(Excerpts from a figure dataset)
+++++

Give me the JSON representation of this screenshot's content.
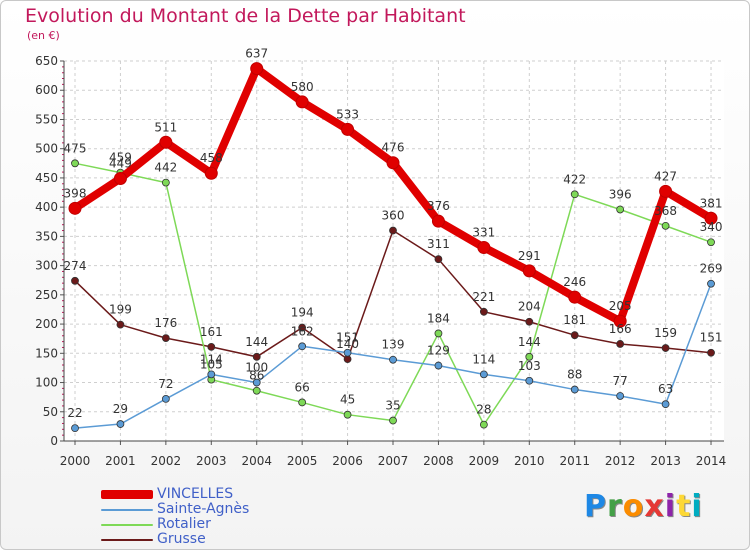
{
  "chart_data": {
    "type": "line",
    "title": "Evolution du Montant de la Dette par Habitant",
    "subtitle": "(en €)",
    "xlabel": "",
    "ylabel": "",
    "x": [
      "2000",
      "2001",
      "2002",
      "2003",
      "2004",
      "2005",
      "2006",
      "2007",
      "2008",
      "2009",
      "2010",
      "2011",
      "2012",
      "2013",
      "2014"
    ],
    "yticks": [
      "0",
      "50",
      "100",
      "150",
      "200",
      "250",
      "300",
      "350",
      "400",
      "450",
      "500",
      "550",
      "600",
      "650"
    ],
    "ylim": [
      0,
      650
    ],
    "grid": true,
    "legend_position": "bottom-left",
    "series": [
      {
        "name": "VINCELLES",
        "color": "#e00000",
        "values": [
          398,
          449,
          511,
          458,
          637,
          580,
          533,
          476,
          376,
          331,
          291,
          246,
          205,
          427,
          381
        ],
        "labels": [
          "398",
          "449",
          "511",
          "458",
          "637",
          "580",
          "533",
          "476",
          "376",
          "331",
          "291",
          "246",
          "205",
          "427",
          "381"
        ]
      },
      {
        "name": "Sainte-Agnès",
        "color": "#5b9bd5",
        "values": [
          22,
          29,
          72,
          114,
          100,
          162,
          151,
          139,
          129,
          114,
          103,
          88,
          77,
          63,
          269
        ],
        "labels": [
          "22",
          "29",
          "72",
          "114",
          "100",
          "162",
          "151",
          "139",
          "129",
          "114",
          "103",
          "88",
          "77",
          "63",
          "269"
        ]
      },
      {
        "name": "Rotalier",
        "color": "#7ed957",
        "values": [
          475,
          459,
          442,
          105,
          86,
          66,
          45,
          35,
          184,
          28,
          144,
          422,
          396,
          368,
          340
        ],
        "labels": [
          "475",
          "459",
          "442",
          "105",
          "86",
          "66",
          "45",
          "35",
          "184",
          "28",
          "144",
          "422",
          "396",
          "368",
          "340"
        ]
      },
      {
        "name": "Grusse",
        "color": "#6b1a1a",
        "values": [
          274,
          199,
          176,
          161,
          144,
          194,
          140,
          360,
          311,
          221,
          204,
          181,
          166,
          159,
          151
        ],
        "labels": [
          "274",
          "199",
          "176",
          "161",
          "144",
          "194",
          "140",
          "360",
          "311",
          "221",
          "204",
          "181",
          "166",
          "159",
          "151"
        ]
      }
    ]
  },
  "logo": {
    "letters": [
      "P",
      "r",
      "o",
      "x",
      "i",
      "t",
      "i"
    ],
    "colors": [
      "#1e88e5",
      "#43a047",
      "#fb8c00",
      "#e53935",
      "#8e24aa",
      "#fdd835",
      "#00acc1"
    ]
  }
}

+++++

> **EXERCISE BRIEF**
List all lines above in which the string "name" appears.

> **RESULT**
        "name": "VINCELLES",
        "name": "Sainte-Agnès",
        "name": "Rotalier",
        "name": "Grusse",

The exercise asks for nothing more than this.